→ **Exercise material**:
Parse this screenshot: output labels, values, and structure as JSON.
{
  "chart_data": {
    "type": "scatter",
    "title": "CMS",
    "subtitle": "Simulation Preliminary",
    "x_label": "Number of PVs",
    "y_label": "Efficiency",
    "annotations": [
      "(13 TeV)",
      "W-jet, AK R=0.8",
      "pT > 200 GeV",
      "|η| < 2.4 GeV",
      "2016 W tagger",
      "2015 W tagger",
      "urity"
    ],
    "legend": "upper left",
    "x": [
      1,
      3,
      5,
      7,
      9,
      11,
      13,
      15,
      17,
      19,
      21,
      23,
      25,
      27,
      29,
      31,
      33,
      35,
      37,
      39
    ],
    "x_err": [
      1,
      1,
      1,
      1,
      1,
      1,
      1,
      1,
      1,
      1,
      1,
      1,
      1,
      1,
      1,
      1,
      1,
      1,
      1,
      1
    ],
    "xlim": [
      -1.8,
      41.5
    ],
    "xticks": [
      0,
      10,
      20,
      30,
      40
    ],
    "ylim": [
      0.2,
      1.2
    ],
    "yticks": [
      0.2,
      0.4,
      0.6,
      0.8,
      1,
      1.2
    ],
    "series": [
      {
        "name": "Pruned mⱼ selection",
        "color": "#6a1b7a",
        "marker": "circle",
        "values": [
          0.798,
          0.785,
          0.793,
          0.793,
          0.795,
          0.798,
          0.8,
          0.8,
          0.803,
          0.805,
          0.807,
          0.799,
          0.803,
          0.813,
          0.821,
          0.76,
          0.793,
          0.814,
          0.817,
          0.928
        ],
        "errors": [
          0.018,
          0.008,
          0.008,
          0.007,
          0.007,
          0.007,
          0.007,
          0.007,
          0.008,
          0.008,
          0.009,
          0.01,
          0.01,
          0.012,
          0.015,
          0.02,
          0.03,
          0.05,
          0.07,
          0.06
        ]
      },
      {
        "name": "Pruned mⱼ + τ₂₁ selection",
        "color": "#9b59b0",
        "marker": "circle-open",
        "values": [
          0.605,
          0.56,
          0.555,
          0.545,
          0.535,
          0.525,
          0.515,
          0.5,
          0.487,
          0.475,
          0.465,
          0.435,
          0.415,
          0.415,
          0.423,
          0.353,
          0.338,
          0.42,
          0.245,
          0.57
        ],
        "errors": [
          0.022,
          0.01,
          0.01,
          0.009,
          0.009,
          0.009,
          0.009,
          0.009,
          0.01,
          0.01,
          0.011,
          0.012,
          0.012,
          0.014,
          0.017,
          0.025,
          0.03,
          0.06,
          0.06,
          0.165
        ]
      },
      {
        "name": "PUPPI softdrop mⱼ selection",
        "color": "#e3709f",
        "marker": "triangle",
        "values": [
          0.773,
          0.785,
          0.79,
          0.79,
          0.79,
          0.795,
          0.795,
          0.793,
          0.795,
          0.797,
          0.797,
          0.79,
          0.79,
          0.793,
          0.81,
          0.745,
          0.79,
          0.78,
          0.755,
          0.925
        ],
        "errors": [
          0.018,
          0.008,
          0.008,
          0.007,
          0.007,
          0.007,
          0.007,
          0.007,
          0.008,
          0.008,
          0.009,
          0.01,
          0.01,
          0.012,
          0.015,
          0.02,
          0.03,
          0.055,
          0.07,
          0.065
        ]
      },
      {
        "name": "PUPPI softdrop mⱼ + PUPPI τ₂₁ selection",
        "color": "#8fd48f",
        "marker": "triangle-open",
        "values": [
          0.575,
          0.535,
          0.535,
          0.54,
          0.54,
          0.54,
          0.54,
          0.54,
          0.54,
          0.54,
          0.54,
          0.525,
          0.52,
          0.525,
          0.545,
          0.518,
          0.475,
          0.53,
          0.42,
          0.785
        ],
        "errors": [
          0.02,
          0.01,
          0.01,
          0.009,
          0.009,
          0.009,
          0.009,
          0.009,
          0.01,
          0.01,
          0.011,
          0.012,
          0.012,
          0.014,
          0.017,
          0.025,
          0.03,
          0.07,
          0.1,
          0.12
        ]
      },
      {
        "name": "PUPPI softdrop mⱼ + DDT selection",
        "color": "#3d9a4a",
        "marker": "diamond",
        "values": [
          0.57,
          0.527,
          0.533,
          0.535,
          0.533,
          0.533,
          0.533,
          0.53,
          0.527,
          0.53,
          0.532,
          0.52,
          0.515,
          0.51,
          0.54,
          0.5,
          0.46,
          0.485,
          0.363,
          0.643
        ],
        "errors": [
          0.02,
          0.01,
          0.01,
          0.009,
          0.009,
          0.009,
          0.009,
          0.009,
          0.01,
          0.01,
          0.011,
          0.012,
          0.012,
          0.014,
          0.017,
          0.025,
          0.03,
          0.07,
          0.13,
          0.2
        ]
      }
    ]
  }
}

→ **Goal**: Repeat the records above in full, character for character.

→ **Correct result**:
Parse this screenshot: output labels, values, and structure as JSON.
{
  "chart_data": {
    "type": "scatter",
    "title": "CMS",
    "subtitle": "Simulation Preliminary",
    "x_label": "Number of PVs",
    "y_label": "Efficiency",
    "annotations": [
      "(13 TeV)",
      "W-jet, AK R=0.8",
      "pT > 200 GeV",
      "|η| < 2.4 GeV",
      "2016 W tagger",
      "2015 W tagger",
      "urity"
    ],
    "legend": "upper left",
    "x": [
      1,
      3,
      5,
      7,
      9,
      11,
      13,
      15,
      17,
      19,
      21,
      23,
      25,
      27,
      29,
      31,
      33,
      35,
      37,
      39
    ],
    "x_err": [
      1,
      1,
      1,
      1,
      1,
      1,
      1,
      1,
      1,
      1,
      1,
      1,
      1,
      1,
      1,
      1,
      1,
      1,
      1,
      1
    ],
    "xlim": [
      -1.8,
      41.5
    ],
    "xticks": [
      0,
      10,
      20,
      30,
      40
    ],
    "ylim": [
      0.2,
      1.2
    ],
    "yticks": [
      0.2,
      0.4,
      0.6,
      0.8,
      1,
      1.2
    ],
    "series": [
      {
        "name": "Pruned mⱼ selection",
        "color": "#6a1b7a",
        "marker": "circle",
        "values": [
          0.798,
          0.785,
          0.793,
          0.793,
          0.795,
          0.798,
          0.8,
          0.8,
          0.803,
          0.805,
          0.807,
          0.799,
          0.803,
          0.813,
          0.821,
          0.76,
          0.793,
          0.814,
          0.817,
          0.928
        ],
        "errors": [
          0.018,
          0.008,
          0.008,
          0.007,
          0.007,
          0.007,
          0.007,
          0.007,
          0.008,
          0.008,
          0.009,
          0.01,
          0.01,
          0.012,
          0.015,
          0.02,
          0.03,
          0.05,
          0.07,
          0.06
        ]
      },
      {
        "name": "Pruned mⱼ + τ₂₁ selection",
        "color": "#9b59b0",
        "marker": "circle-open",
        "values": [
          0.605,
          0.56,
          0.555,
          0.545,
          0.535,
          0.525,
          0.515,
          0.5,
          0.487,
          0.475,
          0.465,
          0.435,
          0.415,
          0.415,
          0.423,
          0.353,
          0.338,
          0.42,
          0.245,
          0.57
        ],
        "errors": [
          0.022,
          0.01,
          0.01,
          0.009,
          0.009,
          0.009,
          0.009,
          0.009,
          0.01,
          0.01,
          0.011,
          0.012,
          0.012,
          0.014,
          0.017,
          0.025,
          0.03,
          0.06,
          0.06,
          0.165
        ]
      },
      {
        "name": "PUPPI softdrop mⱼ selection",
        "color": "#e3709f",
        "marker": "triangle",
        "values": [
          0.773,
          0.785,
          0.79,
          0.79,
          0.79,
          0.795,
          0.795,
          0.793,
          0.795,
          0.797,
          0.797,
          0.79,
          0.79,
          0.793,
          0.81,
          0.745,
          0.79,
          0.78,
          0.755,
          0.925
        ],
        "errors": [
          0.018,
          0.008,
          0.008,
          0.007,
          0.007,
          0.007,
          0.007,
          0.007,
          0.008,
          0.008,
          0.009,
          0.01,
          0.01,
          0.012,
          0.015,
          0.02,
          0.03,
          0.055,
          0.07,
          0.065
        ]
      },
      {
        "name": "PUPPI softdrop mⱼ + PUPPI τ₂₁ selection",
        "color": "#8fd48f",
        "marker": "triangle-open",
        "values": [
          0.575,
          0.535,
          0.535,
          0.54,
          0.54,
          0.54,
          0.54,
          0.54,
          0.54,
          0.54,
          0.54,
          0.525,
          0.52,
          0.525,
          0.545,
          0.518,
          0.475,
          0.53,
          0.42,
          0.785
        ],
        "errors": [
          0.02,
          0.01,
          0.01,
          0.009,
          0.009,
          0.009,
          0.009,
          0.009,
          0.01,
          0.01,
          0.011,
          0.012,
          0.012,
          0.014,
          0.017,
          0.025,
          0.03,
          0.07,
          0.1,
          0.12
        ]
      },
      {
        "name": "PUPPI softdrop mⱼ + DDT selection",
        "color": "#3d9a4a",
        "marker": "diamond",
        "values": [
          0.57,
          0.527,
          0.533,
          0.535,
          0.533,
          0.533,
          0.533,
          0.53,
          0.527,
          0.53,
          0.532,
          0.52,
          0.515,
          0.51,
          0.54,
          0.5,
          0.46,
          0.485,
          0.363,
          0.643
        ],
        "errors": [
          0.02,
          0.01,
          0.01,
          0.009,
          0.009,
          0.009,
          0.009,
          0.009,
          0.01,
          0.01,
          0.011,
          0.012,
          0.012,
          0.014,
          0.017,
          0.025,
          0.03,
          0.07,
          0.13,
          0.2
        ]
      }
    ]
  }
}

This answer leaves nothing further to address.